What is expected
Return only the number of lines in the entries below that hold the word "pCO₂".

Source data
============

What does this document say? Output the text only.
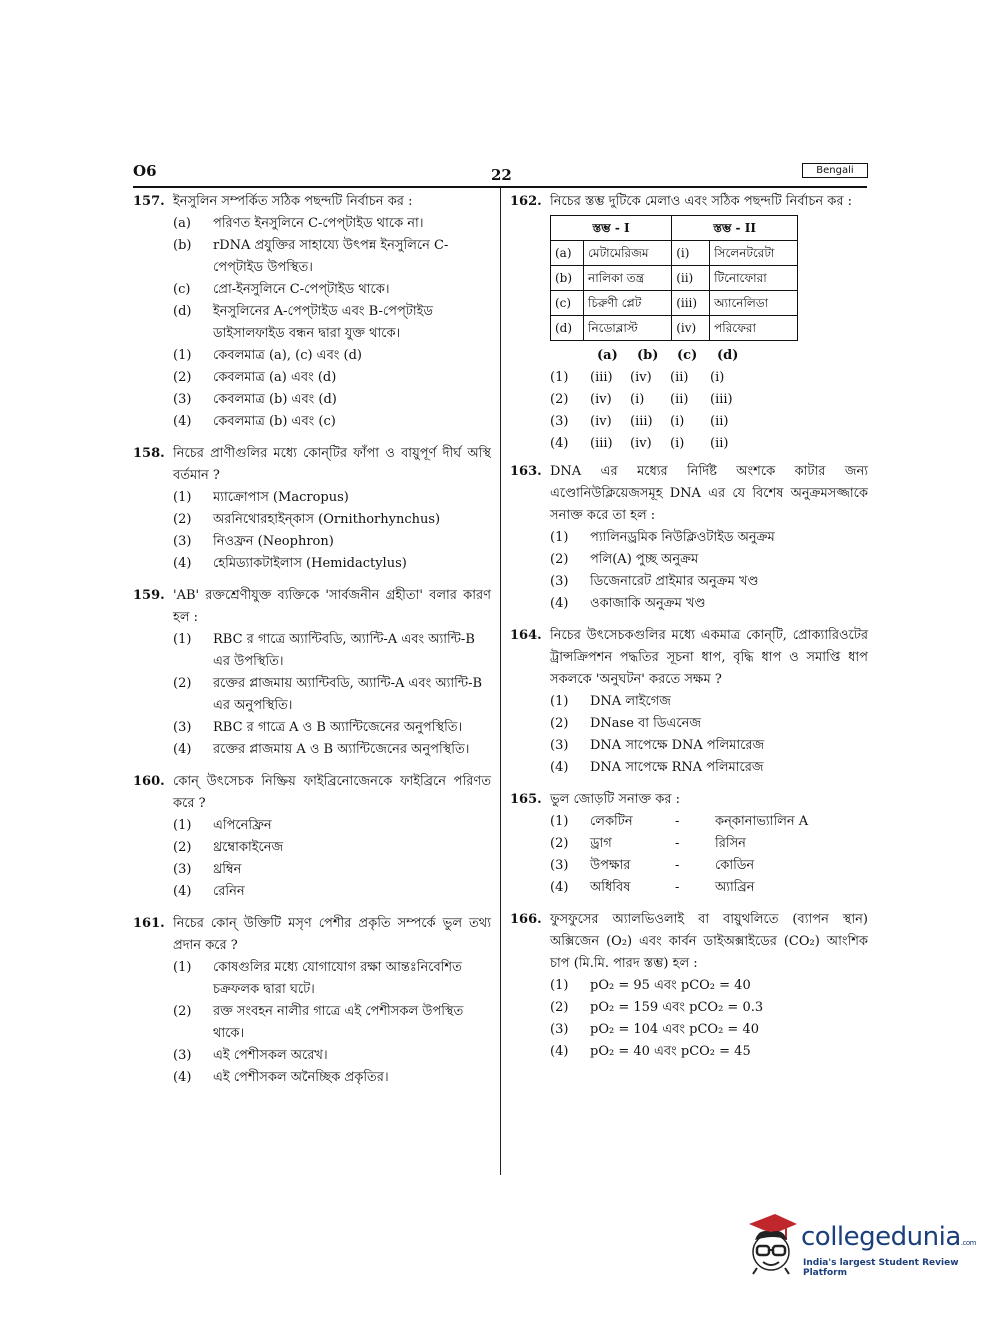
O6	22	Bengali
157. ইনসুলিন সম্পর্কিত সঠিক পছন্দটি নির্বাচন কর :
(a) পরিণত ইনসুলিনে C-পেপ্‌টাইড থাকে না।
(b) rDNA প্রযুক্তির সাহায্যে উৎপন্ন ইনসুলিনে C-পেপ্‌টাইড উপস্থিত।
(c) প্রো-ইনসুলিনে C-পেপ্‌টাইড থাকে।
(d) ইনসুলিনের A-পেপ্‌টাইড এবং B-পেপ্‌টাইড ডাইসালফাইড বন্ধন দ্বারা যুক্ত থাকে।
(1) কেবলমাত্র (a), (c) এবং (d)
(2) কেবলমাত্র (a) এবং (d)
(3) কেবলমাত্র (b) এবং (d)
(4) কেবলমাত্র (b) এবং (c)
158. নিচের প্রাণীগুলির মধ্যে কোন্‌টির ফাঁপা ও বায়ুপূর্ণ দীর্ঘ অস্থি বর্তমান ?
(1) ম্যাক্রোপাস (Macropus)
(2) অরনিথোরহাইন্‌কাস (Ornithorhynchus)
(3) নিওফ্রন (Neophron)
(4) হেমিড্যাকটাইলাস (Hemidactylus)
159. 'AB' রক্তশ্রেণীযুক্ত ব্যক্তিকে 'সার্বজনীন গ্রহীতা' বলার কারণ হল :
(1) RBC র গাত্রে অ্যান্টিবডি, অ্যান্টি-A এবং অ্যান্টি-B এর উপস্থিতি।
(2) রক্তের প্লাজমায় অ্যান্টিবডি, অ্যান্টি-A এবং অ্যান্টি-B এর অনুপস্থিতি।
(3) RBC র গাত্রে A ও B অ্যান্টিজেনের অনুপস্থিতি।
(4) রক্তের প্লাজমায় A ও B অ্যান্টিজেনের অনুপস্থিতি।
160. কোন্‌ উৎসেচক নিষ্ক্রিয় ফাইব্রিনোজেনকে ফাইব্রিনে পরিণত করে ?
(1) এপিনেফ্রিন
(2) থ্রম্বোকাইনেজ
(3) থ্রম্বিন
(4) রেনিন
161. নিচের কোন্‌ উক্তিটি মসৃণ পেশীর প্রকৃতি সম্পর্কে ভুল তথ্য প্রদান করে ?
(1) কোষগুলির মধ্যে যোগাযোগ রক্ষা আন্তঃনিবেশিত চক্রফলক দ্বারা ঘটে।
(2) রক্ত সংবহন নালীর গাত্রে এই পেশীসকল উপস্থিত থাকে।
(3) এই পেশীসকল অরেখ।
(4) এই পেশীসকল অনৈচ্ছিক প্রকৃতির।
162. নিচের স্তম্ভ দুটিকে মেলাও এবং সঠিক পছন্দটি নির্বাচন কর :
স্তম্ভ - I		স্তম্ভ - II	
(a)	মেটামেরিজম	(i)	সিলেনটরেটা
(b)	নালিকা তন্ত্র	(ii)	টিনোফোরা
(c)	চিরুণী প্লেট	(iii)	অ্যানেলিডা
(d)	নিডোব্লাস্ট	(iv)	পরিফেরা
(a)	(b)	(c)	(d)
(1) (iii)	(iv)	(ii)	(i)
(2) (iv)	(i)	(ii)	(iii)
(3) (iv)	(iii)	(i)	(ii)
(4) (iii)	(iv)	(i)	(ii)
163. DNA এর মধ্যের নির্দিষ্ট অংশকে কাটার জন্য এণ্ডোনিউক্লিয়েজসমূহ DNA এর যে বিশেষ অনুক্রমসজ্জাকে সনাক্ত করে তা হল :
(1) প্যালিনড্রমিক নিউক্লিওটাইড অনুক্রম
(2) পলি(A) পুচ্ছ অনুক্রম
(3) ডিজেনারেট প্রাইমার অনুক্রম খণ্ড
(4) ওকাজাকি অনুক্রম খণ্ড
164. নিচের উৎসেচকগুলির মধ্যে একমাত্র কোন্‌টি, প্রোক্যারিওটের ট্রান্সক্রিপশন পদ্ধতির সূচনা ধাপ, বৃদ্ধি ধাপ ও সমাপ্তি ধাপ সকলকে 'অনুঘটন' করতে সক্ষম ?
(1) DNA লাইগেজ
(2) DNase বা ডিএনেজ
(3) DNA সাপেক্ষে DNA পলিমারেজ
(4) DNA সাপেক্ষে RNA পলিমারেজ
165. ভুল জোড়টি সনাক্ত কর :
(1) লেকটিন	-	কন্‌কানাভ্যালিন A
(2) ড্রাগ	-	রিসিন
(3) উপক্ষার	-	কোডিন
(4) অধিবিষ	-	অ্যাব্রিন
166. ফুসফুসের অ্যালভিওলাই বা বায়ুথলিতে (ব্যাপন স্থান) অক্সিজেন (O₂) এবং কার্বন ডাইঅক্সাইডের (CO₂) আংশিক চাপ (মি.মি. পারদ স্তম্ভ) হল :
(1) pO₂ = 95 এবং pCO₂ = 40
(2) pO₂ = 159 এবং pCO₂ = 0.3
(3) pO₂ = 104 এবং pCO₂ = 40
(4) pO₂ = 40 এবং pCO₂ = 45
collegedunia.com
India's largest Student Review Platform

============

Output of the task
4